• **WRITTEN REQUEST**
Give the listing below again in full, exactly as written.

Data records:
+++++
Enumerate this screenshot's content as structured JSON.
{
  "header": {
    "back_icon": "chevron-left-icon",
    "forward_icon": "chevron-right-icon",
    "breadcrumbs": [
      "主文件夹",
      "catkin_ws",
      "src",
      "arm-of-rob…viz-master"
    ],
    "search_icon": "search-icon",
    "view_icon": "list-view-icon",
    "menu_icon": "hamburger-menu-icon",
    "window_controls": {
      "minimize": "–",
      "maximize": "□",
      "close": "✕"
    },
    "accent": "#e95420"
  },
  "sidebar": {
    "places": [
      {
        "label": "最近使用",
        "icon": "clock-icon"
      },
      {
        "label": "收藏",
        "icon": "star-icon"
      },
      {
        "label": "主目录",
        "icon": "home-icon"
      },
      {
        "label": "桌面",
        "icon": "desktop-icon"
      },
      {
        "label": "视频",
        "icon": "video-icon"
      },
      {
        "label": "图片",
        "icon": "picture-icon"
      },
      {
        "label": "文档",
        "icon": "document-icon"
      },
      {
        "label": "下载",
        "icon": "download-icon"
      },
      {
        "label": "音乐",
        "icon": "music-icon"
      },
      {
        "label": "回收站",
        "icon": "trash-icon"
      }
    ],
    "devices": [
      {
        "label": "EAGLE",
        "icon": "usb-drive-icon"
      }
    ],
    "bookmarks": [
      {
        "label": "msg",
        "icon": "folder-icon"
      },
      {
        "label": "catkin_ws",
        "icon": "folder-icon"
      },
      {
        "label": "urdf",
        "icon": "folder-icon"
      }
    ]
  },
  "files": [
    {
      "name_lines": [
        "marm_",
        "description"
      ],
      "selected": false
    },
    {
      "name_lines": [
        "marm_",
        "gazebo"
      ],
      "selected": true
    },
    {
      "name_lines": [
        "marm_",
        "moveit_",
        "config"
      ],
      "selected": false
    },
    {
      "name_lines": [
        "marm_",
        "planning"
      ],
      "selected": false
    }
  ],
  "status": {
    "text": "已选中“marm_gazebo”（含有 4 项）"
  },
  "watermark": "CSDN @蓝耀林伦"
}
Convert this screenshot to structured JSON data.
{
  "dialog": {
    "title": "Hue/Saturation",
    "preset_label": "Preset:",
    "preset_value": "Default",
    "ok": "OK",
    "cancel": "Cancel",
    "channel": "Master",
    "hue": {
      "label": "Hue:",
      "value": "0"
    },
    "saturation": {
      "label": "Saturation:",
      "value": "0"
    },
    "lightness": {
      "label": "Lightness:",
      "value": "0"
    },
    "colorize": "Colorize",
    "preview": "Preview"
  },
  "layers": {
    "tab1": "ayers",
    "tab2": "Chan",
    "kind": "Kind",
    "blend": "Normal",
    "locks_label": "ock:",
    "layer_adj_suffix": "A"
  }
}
+++++
• **EXERCISE OUTPUT**
Enumerate this screenshot's content as structured JSON.
{
  "header": {
    "back_icon": "chevron-left-icon",
    "forward_icon": "chevron-right-icon",
    "breadcrumbs": [
      "主文件夹",
      "catkin_ws",
      "src",
      "arm-of-rob…viz-master"
    ],
    "search_icon": "search-icon",
    "view_icon": "list-view-icon",
    "menu_icon": "hamburger-menu-icon",
    "window_controls": {
      "minimize": "–",
      "maximize": "□",
      "close": "✕"
    },
    "accent": "#e95420"
  },
  "sidebar": {
    "places": [
      {
        "label": "最近使用",
        "icon": "clock-icon"
      },
      {
        "label": "收藏",
        "icon": "star-icon"
      },
      {
        "label": "主目录",
        "icon": "home-icon"
      },
      {
        "label": "桌面",
        "icon": "desktop-icon"
      },
      {
        "label": "视频",
        "icon": "video-icon"
      },
      {
        "label": "图片",
        "icon": "picture-icon"
      },
      {
        "label": "文档",
        "icon": "document-icon"
      },
      {
        "label": "下载",
        "icon": "download-icon"
      },
      {
        "label": "音乐",
        "icon": "music-icon"
      },
      {
        "label": "回收站",
        "icon": "trash-icon"
      }
    ],
    "devices": [
      {
        "label": "EAGLE",
        "icon": "usb-drive-icon"
      }
    ],
    "bookmarks": [
      {
        "label": "msg",
        "icon": "folder-icon"
      },
      {
        "label": "catkin_ws",
        "icon": "folder-icon"
      },
      {
        "label": "urdf",
        "icon": "folder-icon"
      }
    ]
  },
  "files": [
    {
      "name_lines": [
        "marm_",
        "description"
      ],
      "selected": false
    },
    {
      "name_lines": [
        "marm_",
        "gazebo"
      ],
      "selected": true
    },
    {
      "name_lines": [
        "marm_",
        "moveit_",
        "config"
      ],
      "selected": false
    },
    {
      "name_lines": [
        "marm_",
        "planning"
      ],
      "selected": false
    }
  ],
  "status": {
    "text": "已选中“marm_gazebo”（含有 4 项）"
  },
  "watermark": "CSDN @蓝耀林伦"
}
Convert this screenshot to structured JSON data.
{
  "dialog": {
    "title": "Hue/Saturation",
    "preset_label": "Preset:",
    "preset_value": "Default",
    "ok": "OK",
    "cancel": "Cancel",
    "channel": "Master",
    "hue": {
      "label": "Hue:",
      "value": "0"
    },
    "saturation": {
      "label": "Saturation:",
      "value": "0"
    },
    "lightness": {
      "label": "Lightness:",
      "value": "0"
    },
    "colorize": "Colorize",
    "preview": "Preview"
  },
  "layers": {
    "tab1": "ayers",
    "tab2": "Chan",
    "kind": "Kind",
    "blend": "Normal",
    "locks_label": "ock:",
    "layer_adj_suffix": "A"
  }
}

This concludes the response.